Set down each line of the data below exactly as it stands, dropping the pictures.

== RECORDS PROVIDED ==

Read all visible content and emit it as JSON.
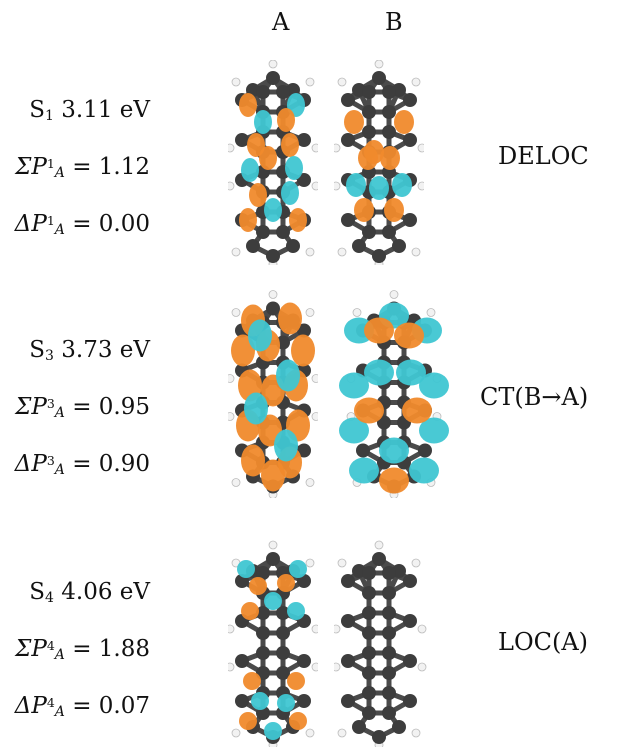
{
  "columns": {
    "a": "A",
    "b": "B"
  },
  "rows": [
    {
      "state": "S",
      "state_index": "1",
      "energy": "3.11 eV",
      "sum_expr": "ΣP",
      "sum_sup": "1",
      "sum_sub": "A",
      "sum_value": "= 1.12",
      "delta_expr": "ΔP",
      "delta_sup": "1",
      "delta_sub": "A",
      "delta_value": "= 0.00",
      "label": "DELOC"
    },
    {
      "state": "S",
      "state_index": "3",
      "energy": "3.73 eV",
      "sum_expr": "ΣP",
      "sum_sup": "3",
      "sum_sub": "A",
      "sum_value": "= 0.95",
      "delta_expr": "ΔP",
      "delta_sup": "3",
      "delta_sub": "A",
      "delta_value": "= 0.90",
      "label": "CT(B→A)"
    },
    {
      "state": "S",
      "state_index": "4",
      "energy": "4.06 eV",
      "sum_expr": "ΣP",
      "sum_sup": "4",
      "sum_sub": "A",
      "sum_value": "= 1.88",
      "delta_expr": "ΔP",
      "delta_sup": "4",
      "delta_sub": "A",
      "delta_value": "= 0.07",
      "label": "LOC(A)"
    }
  ],
  "colors": {
    "carbon": "#3d3d3d",
    "hydrogen": "#f2f2f2",
    "positive_lobe": "#f08a2c",
    "negative_lobe": "#3fc6d2"
  }
}
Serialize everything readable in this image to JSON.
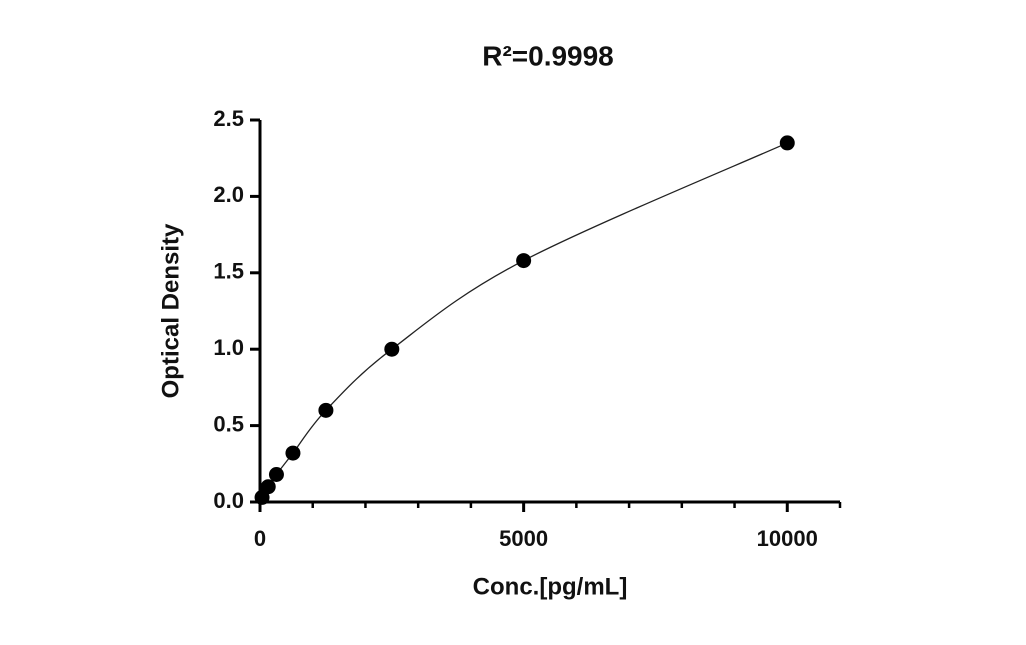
{
  "chart_data": {
    "type": "scatter",
    "title": "R²=0.9998",
    "x_label": "Conc.[pg/mL]",
    "y_label": "Optical Density",
    "x": [
      39,
      156,
      312,
      625,
      1250,
      2500,
      5000,
      10000
    ],
    "values": [
      0.03,
      0.1,
      0.18,
      0.32,
      0.6,
      1.0,
      1.58,
      2.35
    ],
    "color": "#000000",
    "xlim": [
      0,
      11000
    ],
    "xticks": [
      0,
      5000,
      10000
    ],
    "xminorticks": [
      1000,
      2000,
      3000,
      4000,
      6000,
      7000,
      8000,
      9000,
      11000
    ],
    "ylim": [
      0,
      2.5
    ],
    "yticks": [
      {
        "value": 0,
        "label": "0.0"
      },
      0.5,
      {
        "value": 1,
        "label": "1.0"
      },
      1.5,
      {
        "value": 2,
        "label": "2.0"
      },
      2.5
    ],
    "grid": false
  }
}
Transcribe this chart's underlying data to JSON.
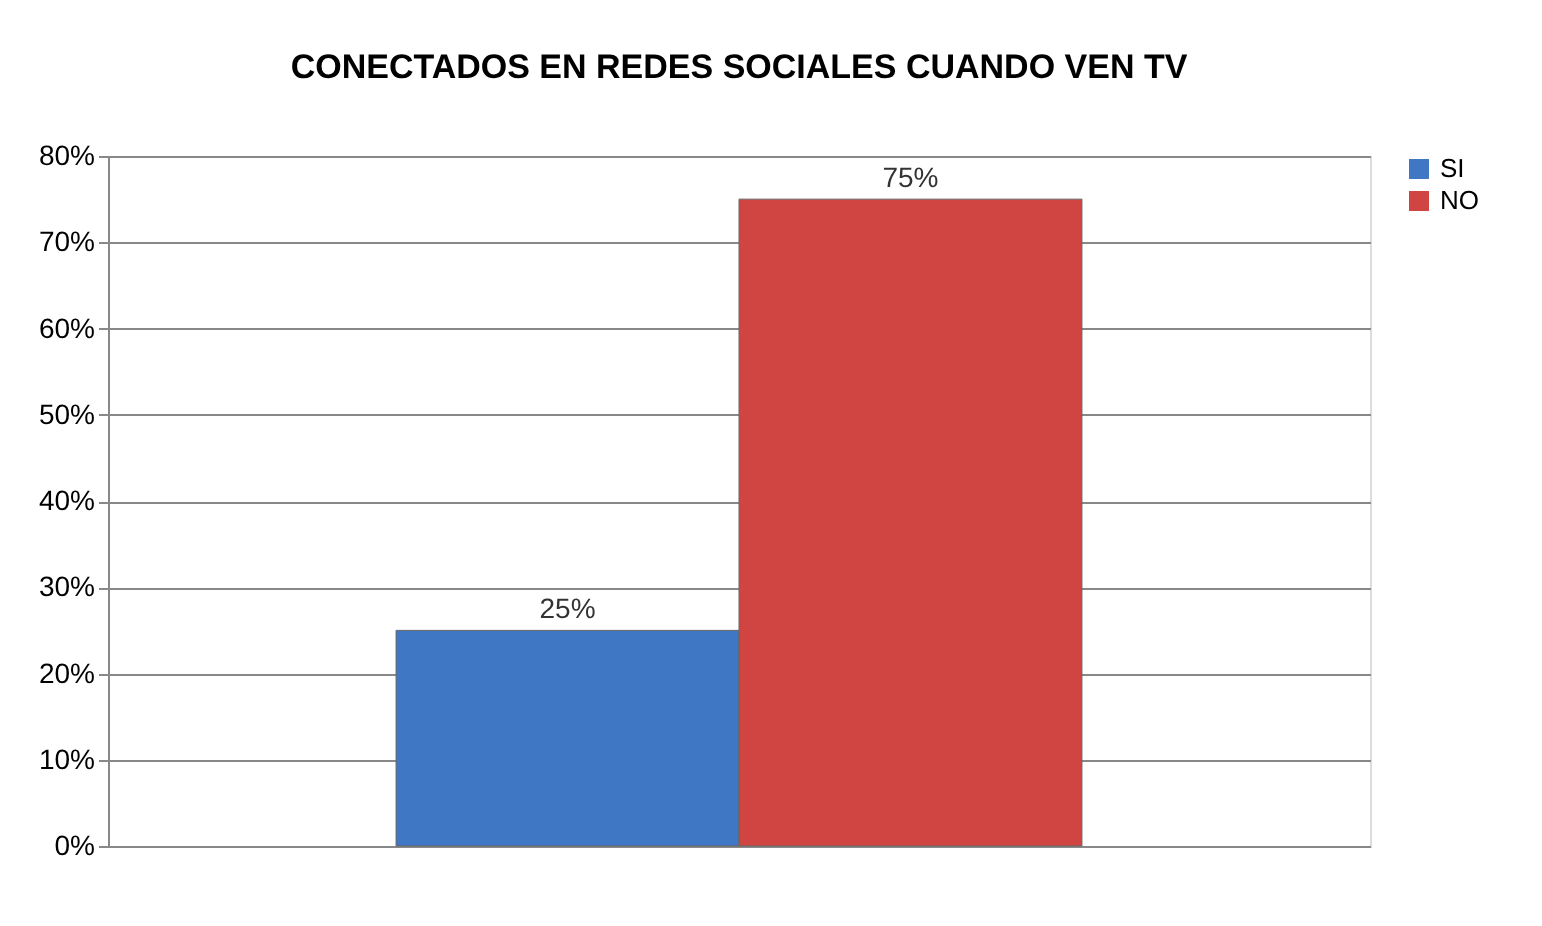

===

- _EXERCISE RESPONSE_
Read all visible content and emit it as JSON.
{
  "columns": {
    "a": "A",
    "b": "B"
  },
  "rows": [
    {
      "state": "S",
      "state_index": "1",
      "energy": "3.11 eV",
      "sum_expr": "ΣP",
      "sum_sup": "1",
      "sum_sub": "A",
      "sum_value": "= 1.12",
      "delta_expr": "ΔP",
      "delta_sup": "1",
      "delta_sub": "A",
      "delta_value": "= 0.00",
      "label": "DELOC"
    },
    {
      "state": "S",
      "state_index": "3",
      "energy": "3.73 eV",
      "sum_expr": "ΣP",
      "sum_sup": "3",
      "sum_sub": "A",
      "sum_value": "= 0.95",
      "delta_expr": "ΔP",
      "delta_sup": "3",
      "delta_sub": "A",
      "delta_value": "= 0.90",
      "label": "CT(B→A)"
    },
    {
      "state": "S",
      "state_index": "4",
      "energy": "4.06 eV",
      "sum_expr": "ΣP",
      "sum_sup": "4",
      "sum_sub": "A",
      "sum_value": "= 1.88",
      "delta_expr": "ΔP",
      "delta_sup": "4",
      "delta_sub": "A",
      "delta_value": "= 0.07",
      "label": "LOC(A)"
    }
  ],
  "colors": {
    "carbon": "#3d3d3d",
    "hydrogen": "#f2f2f2",
    "positive_lobe": "#f08a2c",
    "negative_lobe": "#3fc6d2"
  }
}
Serialize everything readable in this image to JSON.
{
  "chart_data": {
    "type": "scatter",
    "title": "R²=0.9998",
    "x_label": "Conc.[pg/mL]",
    "y_label": "Optical Density",
    "x": [
      39,
      156,
      312,
      625,
      1250,
      2500,
      5000,
      10000
    ],
    "values": [
      0.03,
      0.1,
      0.18,
      0.32,
      0.6,
      1.0,
      1.58,
      2.35
    ],
    "color": "#000000",
    "xlim": [
      0,
      11000
    ],
    "xticks": [
      0,
      5000,
      10000
    ],
    "xminorticks": [
      1000,
      2000,
      3000,
      4000,
      6000,
      7000,
      8000,
      9000,
      11000
    ],
    "ylim": [
      0,
      2.5
    ],
    "yticks": [
      {
        "value": 0,
        "label": "0.0"
      },
      0.5,
      {
        "value": 1,
        "label": "1.0"
      },
      1.5,
      {
        "value": 2,
        "label": "2.0"
      },
      2.5
    ],
    "grid": false
  }
}
Transcribe this chart's underlying data to JSON.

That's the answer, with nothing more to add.